**INPUT ROWS:**
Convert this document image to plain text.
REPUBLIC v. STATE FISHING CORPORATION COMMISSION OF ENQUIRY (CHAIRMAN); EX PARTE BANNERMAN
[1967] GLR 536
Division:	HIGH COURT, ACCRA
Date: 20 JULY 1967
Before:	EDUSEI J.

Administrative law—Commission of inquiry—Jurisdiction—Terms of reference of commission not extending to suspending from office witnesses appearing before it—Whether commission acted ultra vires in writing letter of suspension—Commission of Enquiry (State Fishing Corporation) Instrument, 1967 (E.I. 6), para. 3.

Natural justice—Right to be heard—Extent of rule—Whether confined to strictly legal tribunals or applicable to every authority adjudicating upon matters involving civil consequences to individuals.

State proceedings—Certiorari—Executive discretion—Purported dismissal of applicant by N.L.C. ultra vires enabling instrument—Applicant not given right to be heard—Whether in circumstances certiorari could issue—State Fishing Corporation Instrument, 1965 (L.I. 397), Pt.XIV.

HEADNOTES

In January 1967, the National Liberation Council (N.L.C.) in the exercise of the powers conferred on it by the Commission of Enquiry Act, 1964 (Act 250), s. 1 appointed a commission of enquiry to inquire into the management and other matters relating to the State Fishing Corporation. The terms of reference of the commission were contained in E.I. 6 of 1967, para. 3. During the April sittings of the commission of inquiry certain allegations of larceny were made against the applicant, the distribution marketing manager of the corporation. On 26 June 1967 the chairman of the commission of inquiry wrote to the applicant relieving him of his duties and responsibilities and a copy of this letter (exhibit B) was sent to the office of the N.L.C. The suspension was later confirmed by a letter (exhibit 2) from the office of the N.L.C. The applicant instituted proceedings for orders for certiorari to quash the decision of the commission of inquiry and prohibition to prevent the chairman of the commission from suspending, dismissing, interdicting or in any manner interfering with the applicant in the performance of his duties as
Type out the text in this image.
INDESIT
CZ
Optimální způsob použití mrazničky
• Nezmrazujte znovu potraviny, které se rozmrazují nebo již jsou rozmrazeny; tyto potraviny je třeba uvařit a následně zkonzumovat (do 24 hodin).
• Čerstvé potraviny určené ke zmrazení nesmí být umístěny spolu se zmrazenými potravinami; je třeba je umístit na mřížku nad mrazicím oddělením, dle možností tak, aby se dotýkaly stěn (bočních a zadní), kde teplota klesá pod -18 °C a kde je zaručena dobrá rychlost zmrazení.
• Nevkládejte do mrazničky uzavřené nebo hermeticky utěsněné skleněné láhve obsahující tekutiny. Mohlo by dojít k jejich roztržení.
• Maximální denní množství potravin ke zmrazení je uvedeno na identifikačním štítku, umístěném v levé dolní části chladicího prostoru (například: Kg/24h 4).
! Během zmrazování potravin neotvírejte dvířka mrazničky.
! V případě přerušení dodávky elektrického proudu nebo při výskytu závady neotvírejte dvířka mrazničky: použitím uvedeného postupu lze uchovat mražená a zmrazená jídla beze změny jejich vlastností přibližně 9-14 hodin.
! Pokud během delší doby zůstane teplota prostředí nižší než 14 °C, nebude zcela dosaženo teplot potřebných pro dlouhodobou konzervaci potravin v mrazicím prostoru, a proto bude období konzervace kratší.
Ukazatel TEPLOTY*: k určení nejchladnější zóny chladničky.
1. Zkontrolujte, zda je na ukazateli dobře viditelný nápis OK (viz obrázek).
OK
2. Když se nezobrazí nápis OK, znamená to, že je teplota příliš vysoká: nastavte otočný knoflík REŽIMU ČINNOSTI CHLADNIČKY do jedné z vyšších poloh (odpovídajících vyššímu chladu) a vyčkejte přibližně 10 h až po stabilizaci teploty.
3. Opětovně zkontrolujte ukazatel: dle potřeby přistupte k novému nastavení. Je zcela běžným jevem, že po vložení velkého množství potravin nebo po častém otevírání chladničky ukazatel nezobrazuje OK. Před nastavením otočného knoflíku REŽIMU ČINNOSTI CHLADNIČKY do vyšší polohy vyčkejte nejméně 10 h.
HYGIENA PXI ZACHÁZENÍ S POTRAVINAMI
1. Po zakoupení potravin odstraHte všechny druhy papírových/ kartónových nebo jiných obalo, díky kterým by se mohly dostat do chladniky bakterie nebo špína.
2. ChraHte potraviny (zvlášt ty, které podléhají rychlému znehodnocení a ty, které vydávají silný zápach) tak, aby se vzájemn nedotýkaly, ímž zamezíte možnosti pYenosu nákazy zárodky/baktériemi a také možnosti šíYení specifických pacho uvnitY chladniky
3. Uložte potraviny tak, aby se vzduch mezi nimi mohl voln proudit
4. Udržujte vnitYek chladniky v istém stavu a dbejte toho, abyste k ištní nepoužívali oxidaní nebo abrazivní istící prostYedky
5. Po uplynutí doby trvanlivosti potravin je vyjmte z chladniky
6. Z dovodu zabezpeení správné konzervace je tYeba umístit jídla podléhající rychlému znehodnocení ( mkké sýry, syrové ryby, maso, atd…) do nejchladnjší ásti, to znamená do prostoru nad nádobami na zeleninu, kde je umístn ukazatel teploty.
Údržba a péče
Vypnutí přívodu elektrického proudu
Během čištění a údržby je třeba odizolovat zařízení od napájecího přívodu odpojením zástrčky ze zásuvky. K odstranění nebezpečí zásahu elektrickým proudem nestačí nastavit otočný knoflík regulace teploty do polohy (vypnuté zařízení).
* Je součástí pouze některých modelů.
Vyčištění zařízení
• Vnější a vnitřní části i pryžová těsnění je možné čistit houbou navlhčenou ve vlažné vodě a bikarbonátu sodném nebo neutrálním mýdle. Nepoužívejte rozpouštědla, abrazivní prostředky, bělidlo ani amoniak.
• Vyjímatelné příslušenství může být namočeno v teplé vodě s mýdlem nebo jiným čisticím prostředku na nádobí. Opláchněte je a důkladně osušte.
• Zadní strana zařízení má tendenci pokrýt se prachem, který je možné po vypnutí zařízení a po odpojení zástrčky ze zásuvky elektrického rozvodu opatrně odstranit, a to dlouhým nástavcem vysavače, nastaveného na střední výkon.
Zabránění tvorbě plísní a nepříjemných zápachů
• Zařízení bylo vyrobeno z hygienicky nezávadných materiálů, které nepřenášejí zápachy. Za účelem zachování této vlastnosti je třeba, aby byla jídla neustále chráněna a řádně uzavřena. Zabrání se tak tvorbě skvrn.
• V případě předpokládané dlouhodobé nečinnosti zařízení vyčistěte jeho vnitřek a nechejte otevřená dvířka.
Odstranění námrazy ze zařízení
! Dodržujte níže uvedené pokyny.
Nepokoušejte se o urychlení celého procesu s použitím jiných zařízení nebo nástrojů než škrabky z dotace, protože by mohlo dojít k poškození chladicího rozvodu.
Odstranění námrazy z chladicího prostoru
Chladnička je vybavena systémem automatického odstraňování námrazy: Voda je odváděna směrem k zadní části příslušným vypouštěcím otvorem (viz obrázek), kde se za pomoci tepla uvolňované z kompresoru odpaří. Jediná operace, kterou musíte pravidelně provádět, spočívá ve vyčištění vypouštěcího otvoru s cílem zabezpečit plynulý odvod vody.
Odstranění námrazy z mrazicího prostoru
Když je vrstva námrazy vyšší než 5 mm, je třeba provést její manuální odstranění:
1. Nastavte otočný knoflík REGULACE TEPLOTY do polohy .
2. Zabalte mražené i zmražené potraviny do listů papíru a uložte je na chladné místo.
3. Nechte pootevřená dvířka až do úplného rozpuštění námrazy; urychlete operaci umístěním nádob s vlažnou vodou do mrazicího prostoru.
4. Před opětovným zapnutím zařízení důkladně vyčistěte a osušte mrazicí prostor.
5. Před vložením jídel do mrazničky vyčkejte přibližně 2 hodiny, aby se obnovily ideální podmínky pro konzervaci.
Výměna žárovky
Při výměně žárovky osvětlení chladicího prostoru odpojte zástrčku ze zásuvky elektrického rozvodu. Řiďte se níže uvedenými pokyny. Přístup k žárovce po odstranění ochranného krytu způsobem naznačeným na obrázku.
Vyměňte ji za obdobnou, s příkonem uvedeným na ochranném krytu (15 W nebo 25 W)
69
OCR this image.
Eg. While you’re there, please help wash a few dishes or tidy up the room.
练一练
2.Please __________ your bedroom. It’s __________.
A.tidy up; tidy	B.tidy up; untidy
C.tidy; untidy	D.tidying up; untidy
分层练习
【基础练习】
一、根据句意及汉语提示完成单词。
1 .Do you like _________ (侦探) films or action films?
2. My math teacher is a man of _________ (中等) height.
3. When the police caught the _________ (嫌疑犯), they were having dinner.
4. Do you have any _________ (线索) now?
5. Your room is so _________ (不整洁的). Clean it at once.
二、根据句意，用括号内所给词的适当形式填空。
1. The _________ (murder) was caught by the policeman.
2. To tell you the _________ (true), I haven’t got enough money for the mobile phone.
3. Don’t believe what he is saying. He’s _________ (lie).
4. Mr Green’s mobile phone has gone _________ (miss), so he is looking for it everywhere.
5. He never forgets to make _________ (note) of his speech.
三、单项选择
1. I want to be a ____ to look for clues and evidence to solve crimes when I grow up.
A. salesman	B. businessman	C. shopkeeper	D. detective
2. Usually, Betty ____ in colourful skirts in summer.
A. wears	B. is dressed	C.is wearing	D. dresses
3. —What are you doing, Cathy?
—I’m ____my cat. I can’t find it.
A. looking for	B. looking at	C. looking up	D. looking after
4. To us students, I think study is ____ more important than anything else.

**WHAT TO DO:**
Reproduce each line from the records that contains the word "heard".

**RESPONSE TO THIS TASK:**
Natural justice—Right to be heard—Extent of rule—Whether confined to strictly legal tribunals or applicable to every authority adjudicating upon matters involving civil consequences to individuals.
State proceedings—Certiorari—Executive discretion—Purported dismissal of applicant by N.L.C. ultra vires enabling instrument—Applicant not given right to be heard—Whether in circumstances certiorari could issue—State Fishing Corporation Instrument, 1965 (L.I. 397), Pt.XIV.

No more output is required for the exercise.